> [Work to complete] For each line below that contains the string "chat", copy that line.
---------- Data provided
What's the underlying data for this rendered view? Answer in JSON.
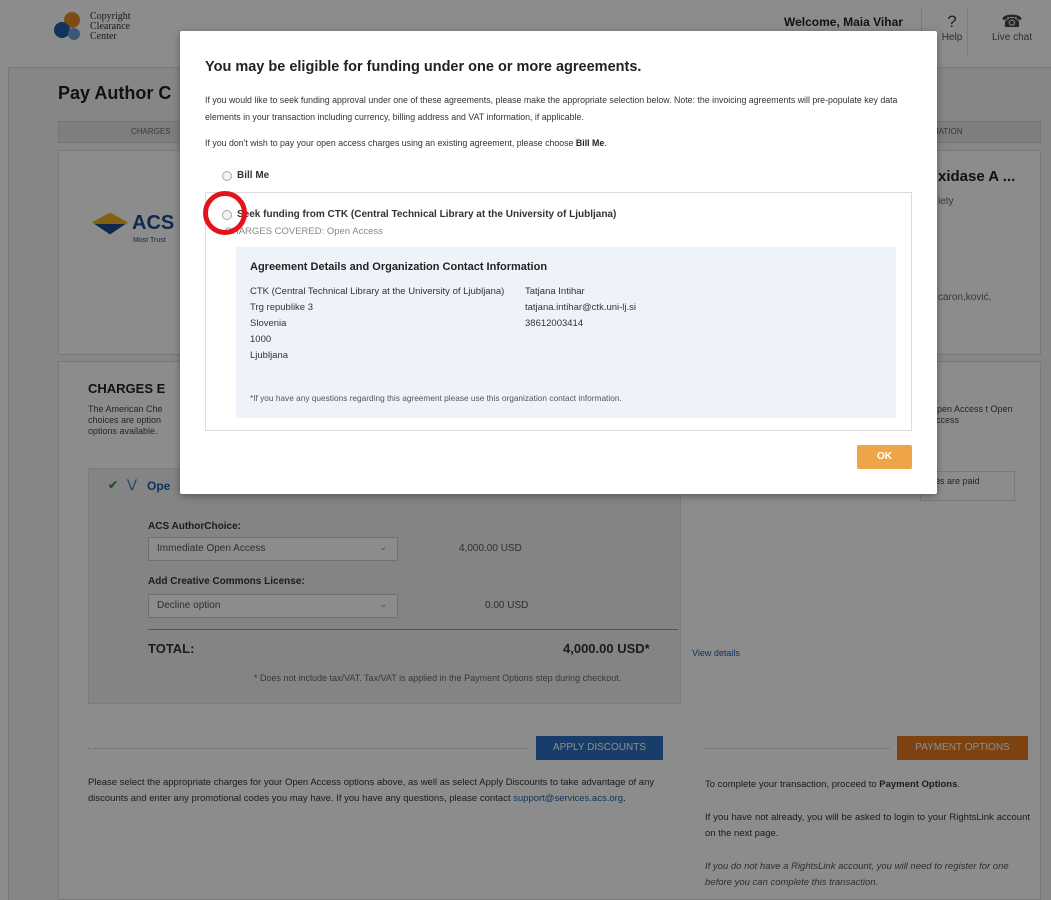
{
  "header": {
    "logo_lines": [
      "Copyright",
      "Clearance",
      "Center"
    ],
    "welcome": "Welcome, Maia Vihar",
    "help_label": "Help",
    "help_glyph": "?",
    "chat_label": "Live chat",
    "chat_glyph": "chat-icon"
  },
  "page": {
    "title": "Pay Author C",
    "steps": [
      "CHARGES",
      "MATION"
    ],
    "journal_logo": "ACS",
    "journal_tagline": "Most Trust",
    "article_title": "xidase A ...",
    "article_society": "iety",
    "article_authors": "caron,ković,",
    "charges_heading": "CHARGES E",
    "charges_text": "The American Che choices are option options available.",
    "charges_right": "Open Access t Open Access",
    "oa_label": "Ope",
    "side_note": "rges are paid",
    "author_choice_label": "ACS AuthorChoice:",
    "author_choice_value": "Immediate Open Access",
    "author_choice_price": "4,000.00 USD",
    "cc_label": "Add Creative Commons License:",
    "cc_value": "Decline option",
    "cc_price": "0.00 USD",
    "total_label": "TOTAL:",
    "total_value": "4,000.00 USD*",
    "view_details": "View details",
    "tax_note": "* Does not include tax/VAT. Tax/VAT is applied in the Payment Options step during checkout.",
    "apply_discounts": "APPLY DISCOUNTS",
    "payment_options": "PAYMENT OPTIONS",
    "bottom_left_text": "Please select the appropriate charges for your Open Access options above, as well as select Apply Discounts to take advantage of any discounts and enter any promotional codes you may have. If you have any questions, please contact ",
    "support_email": "support@services.acs.org",
    "bottom_left_end": ".",
    "bottom_right_1a": "To complete your transaction, proceed to ",
    "bottom_right_1b": "Payment Options",
    "bottom_right_1c": ".",
    "bottom_right_2": "If you have not already, you will be asked to login to your RightsLink account on the next page.",
    "bottom_right_3": "If you do not have a RightsLink account, you will need to register for one before you can complete this transaction."
  },
  "modal": {
    "title": "You may be eligible for funding under one or more agreements.",
    "intro": "If you would like to seek funding approval under one of these agreements, please make the appropriate selection below. Note: the invoicing agreements will pre-populate key data elements in your transaction including currency, billing address and VAT information, if applicable.",
    "bill_me_prompt": "If you don't wish to pay your open access charges using an existing agreement, please choose ",
    "bill_me_bold": "Bill Me",
    "bill_me_end": ".",
    "option_bill_me": "Bill Me",
    "option_ctk": "Seek funding from CTK (Central Technical Library at the University of Ljubljana)",
    "charges_covered": "CHARGES COVERED: Open Access",
    "details_heading": "Agreement Details and Organization Contact Information",
    "org_address": [
      "CTK (Central Technical Library at the University of Ljubljana)",
      "Trg republike 3",
      "Slovenia",
      "1000",
      "Ljubljana"
    ],
    "contact_name": "Tatjana Intihar",
    "contact_email": "tatjana.intihar@ctk.uni-lj.si",
    "contact_phone": "38612003414",
    "details_note": "*If you have any questions regarding this agreement please use this organization contact information.",
    "ok_label": "OK"
  },
  "colors": {
    "highlight_ring": "#e5121b",
    "ok_button": "#f0a448",
    "apply_discounts": "#2c6fc0",
    "payment_options": "#e27a20"
  }
}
--------------------
> [Completed exercise]
    "chat_label": "Live chat",
    "chat_glyph": "chat-icon"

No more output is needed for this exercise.